* [Requirement] Your task is to repeat all of the material exactly.
▼▼▼
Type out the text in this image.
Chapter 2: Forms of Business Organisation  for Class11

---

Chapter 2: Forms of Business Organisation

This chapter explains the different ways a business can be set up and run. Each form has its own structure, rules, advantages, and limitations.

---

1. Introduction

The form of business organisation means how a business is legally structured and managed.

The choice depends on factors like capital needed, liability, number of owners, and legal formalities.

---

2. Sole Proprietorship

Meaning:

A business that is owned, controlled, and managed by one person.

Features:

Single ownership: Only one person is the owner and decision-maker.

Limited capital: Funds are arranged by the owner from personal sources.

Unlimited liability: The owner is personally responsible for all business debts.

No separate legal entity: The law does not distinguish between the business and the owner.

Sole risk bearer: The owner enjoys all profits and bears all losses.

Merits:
▲▲▲
* [Final result]
Type out the text in this image.
Chapter 2: Forms of Business Organisation  for Class11

---

Chapter 2: Forms of Business Organisation

This chapter explains the different ways a business can be set up and run. Each form has its own structure, rules, advantages, and limitations.

---

1. Introduction

The form of business organisation means how a business is legally structured and managed.

The choice depends on factors like capital needed, liability, number of owners, and legal formalities.

---

2. Sole Proprietorship

Meaning:

A business that is owned, controlled, and managed by one person.

Features:

Single ownership: Only one person is the owner and decision-maker.

Limited capital: Funds are arranged by the owner from personal sources.

Unlimited liability: The owner is personally responsible for all business debts.

No separate legal entity: The law does not distinguish between the business and the owner.

Sole risk bearer: The owner enjoys all profits and bears all losses.

Merits:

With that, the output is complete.